* **Task requirements**
Print the listing in its entirety and exactly, leaving out images.

* **Given entries**
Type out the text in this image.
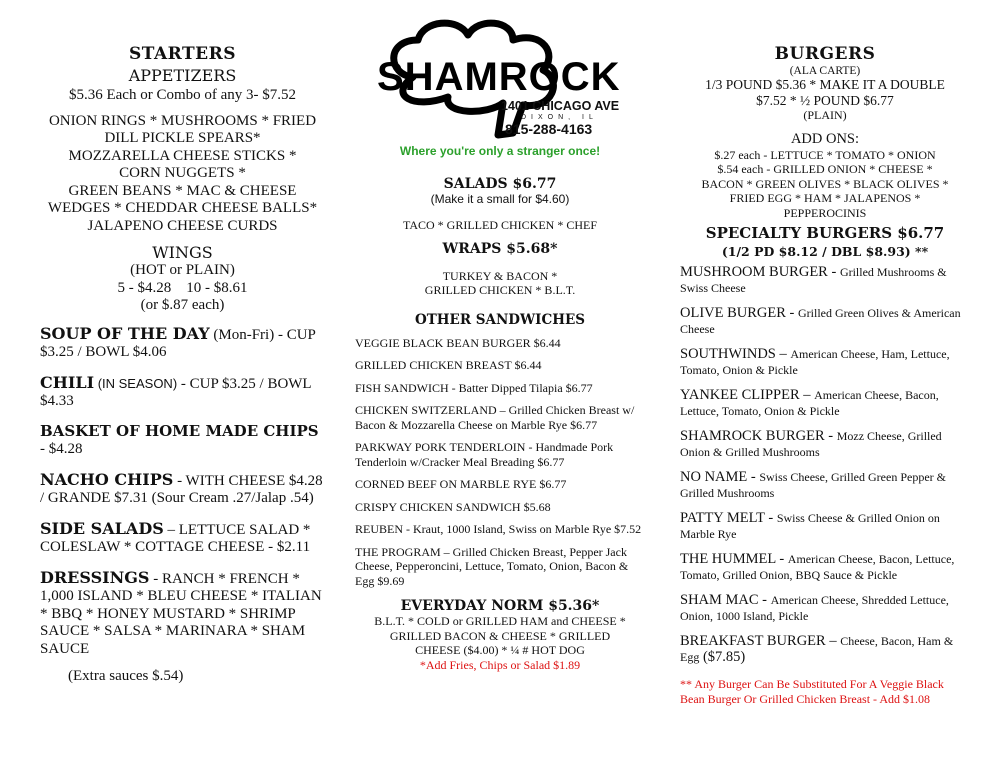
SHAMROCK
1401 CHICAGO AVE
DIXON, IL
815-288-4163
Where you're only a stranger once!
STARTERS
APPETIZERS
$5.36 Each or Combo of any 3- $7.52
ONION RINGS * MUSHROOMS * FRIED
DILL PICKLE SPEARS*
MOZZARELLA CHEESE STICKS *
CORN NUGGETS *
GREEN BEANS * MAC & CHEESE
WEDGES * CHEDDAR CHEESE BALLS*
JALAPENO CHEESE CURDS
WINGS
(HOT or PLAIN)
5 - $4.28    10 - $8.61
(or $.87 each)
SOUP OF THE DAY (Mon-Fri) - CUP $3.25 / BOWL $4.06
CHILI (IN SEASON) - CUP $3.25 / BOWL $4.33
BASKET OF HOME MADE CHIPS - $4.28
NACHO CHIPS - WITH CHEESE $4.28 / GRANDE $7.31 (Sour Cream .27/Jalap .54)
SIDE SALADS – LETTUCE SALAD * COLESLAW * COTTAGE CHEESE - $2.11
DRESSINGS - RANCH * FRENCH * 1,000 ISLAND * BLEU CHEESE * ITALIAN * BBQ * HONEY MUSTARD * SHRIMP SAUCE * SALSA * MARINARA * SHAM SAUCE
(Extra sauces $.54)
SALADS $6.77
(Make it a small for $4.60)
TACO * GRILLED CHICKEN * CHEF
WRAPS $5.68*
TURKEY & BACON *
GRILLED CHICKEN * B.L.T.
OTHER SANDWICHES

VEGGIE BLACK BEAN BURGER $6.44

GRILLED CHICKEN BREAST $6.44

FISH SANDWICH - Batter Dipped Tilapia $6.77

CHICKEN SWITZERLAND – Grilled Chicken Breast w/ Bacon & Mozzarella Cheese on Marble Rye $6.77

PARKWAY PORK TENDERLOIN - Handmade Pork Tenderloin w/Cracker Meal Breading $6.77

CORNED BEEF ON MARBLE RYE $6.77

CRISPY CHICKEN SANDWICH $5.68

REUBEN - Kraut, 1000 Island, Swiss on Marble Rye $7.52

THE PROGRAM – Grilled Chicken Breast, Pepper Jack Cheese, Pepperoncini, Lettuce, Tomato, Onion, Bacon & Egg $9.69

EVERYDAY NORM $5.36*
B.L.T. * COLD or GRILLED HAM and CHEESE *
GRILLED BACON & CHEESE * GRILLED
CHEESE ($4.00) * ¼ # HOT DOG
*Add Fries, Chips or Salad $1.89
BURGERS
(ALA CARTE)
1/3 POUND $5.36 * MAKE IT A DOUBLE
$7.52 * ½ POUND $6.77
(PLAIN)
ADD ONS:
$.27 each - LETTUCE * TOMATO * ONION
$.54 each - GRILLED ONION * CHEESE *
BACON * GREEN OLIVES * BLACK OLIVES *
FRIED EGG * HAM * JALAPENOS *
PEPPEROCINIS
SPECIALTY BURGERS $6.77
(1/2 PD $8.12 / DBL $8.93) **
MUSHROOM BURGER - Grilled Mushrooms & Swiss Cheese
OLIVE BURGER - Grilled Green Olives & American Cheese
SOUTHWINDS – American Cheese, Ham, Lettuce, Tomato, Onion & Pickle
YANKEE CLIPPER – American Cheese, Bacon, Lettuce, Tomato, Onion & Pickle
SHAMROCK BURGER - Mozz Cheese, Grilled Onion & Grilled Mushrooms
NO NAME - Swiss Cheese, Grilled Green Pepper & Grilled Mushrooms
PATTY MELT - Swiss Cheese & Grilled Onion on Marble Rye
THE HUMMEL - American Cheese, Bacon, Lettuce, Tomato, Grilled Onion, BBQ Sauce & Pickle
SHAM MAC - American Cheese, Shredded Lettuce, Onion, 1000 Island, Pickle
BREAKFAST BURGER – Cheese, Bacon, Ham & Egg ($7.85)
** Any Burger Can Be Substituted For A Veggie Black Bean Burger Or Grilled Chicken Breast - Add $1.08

* **The response**
Type out the text in this image.
SHAMROCK
1401 CHICAGO AVE
DIXON, IL
815-288-4163
Where you're only a stranger once!
STARTERS
APPETIZERS
$5.36 Each or Combo of any 3- $7.52
ONION RINGS * MUSHROOMS * FRIED
DILL PICKLE SPEARS*
MOZZARELLA CHEESE STICKS *
CORN NUGGETS *
GREEN BEANS * MAC & CHEESE
WEDGES * CHEDDAR CHEESE BALLS*
JALAPENO CHEESE CURDS
WINGS
(HOT or PLAIN)
5 - $4.28    10 - $8.61
(or $.87 each)
SOUP OF THE DAY (Mon-Fri) - CUP $3.25 / BOWL $4.06
CHILI (IN SEASON) - CUP $3.25 / BOWL $4.33
BASKET OF HOME MADE CHIPS - $4.28
NACHO CHIPS - WITH CHEESE $4.28 / GRANDE $7.31 (Sour Cream .27/Jalap .54)
SIDE SALADS – LETTUCE SALAD * COLESLAW * COTTAGE CHEESE - $2.11
DRESSINGS - RANCH * FRENCH * 1,000 ISLAND * BLEU CHEESE * ITALIAN * BBQ * HONEY MUSTARD * SHRIMP SAUCE * SALSA * MARINARA * SHAM SAUCE
(Extra sauces $.54)
SALADS $6.77
(Make it a small for $4.60)
TACO * GRILLED CHICKEN * CHEF
WRAPS $5.68*
TURKEY & BACON *
GRILLED CHICKEN * B.L.T.
OTHER SANDWICHES

VEGGIE BLACK BEAN BURGER $6.44

GRILLED CHICKEN BREAST $6.44

FISH SANDWICH - Batter Dipped Tilapia $6.77

CHICKEN SWITZERLAND – Grilled Chicken Breast w/ Bacon & Mozzarella Cheese on Marble Rye $6.77

PARKWAY PORK TENDERLOIN - Handmade Pork Tenderloin w/Cracker Meal Breading $6.77

CORNED BEEF ON MARBLE RYE $6.77

CRISPY CHICKEN SANDWICH $5.68

REUBEN - Kraut, 1000 Island, Swiss on Marble Rye $7.52

THE PROGRAM – Grilled Chicken Breast, Pepper Jack Cheese, Pepperoncini, Lettuce, Tomato, Onion, Bacon & Egg $9.69

EVERYDAY NORM $5.36*
B.L.T. * COLD or GRILLED HAM and CHEESE *
GRILLED BACON & CHEESE * GRILLED
CHEESE ($4.00) * ¼ # HOT DOG
*Add Fries, Chips or Salad $1.89
BURGERS
(ALA CARTE)
1/3 POUND $5.36 * MAKE IT A DOUBLE
$7.52 * ½ POUND $6.77
(PLAIN)
ADD ONS:
$.27 each - LETTUCE * TOMATO * ONION
$.54 each - GRILLED ONION * CHEESE *
BACON * GREEN OLIVES * BLACK OLIVES *
FRIED EGG * HAM * JALAPENOS *
PEPPEROCINIS
SPECIALTY BURGERS $6.77
(1/2 PD $8.12 / DBL $8.93) **
MUSHROOM BURGER - Grilled Mushrooms & Swiss Cheese
OLIVE BURGER - Grilled Green Olives & American Cheese
SOUTHWINDS – American Cheese, Ham, Lettuce, Tomato, Onion & Pickle
YANKEE CLIPPER – American Cheese, Bacon, Lettuce, Tomato, Onion & Pickle
SHAMROCK BURGER - Mozz Cheese, Grilled Onion & Grilled Mushrooms
NO NAME - Swiss Cheese, Grilled Green Pepper & Grilled Mushrooms
PATTY MELT - Swiss Cheese & Grilled Onion on Marble Rye
THE HUMMEL - American Cheese, Bacon, Lettuce, Tomato, Grilled Onion, BBQ Sauce & Pickle
SHAM MAC - American Cheese, Shredded Lettuce, Onion, 1000 Island, Pickle
BREAKFAST BURGER – Cheese, Bacon, Ham & Egg ($7.85)
** Any Burger Can Be Substituted For A Veggie Black Bean Burger Or Grilled Chicken Breast - Add $1.08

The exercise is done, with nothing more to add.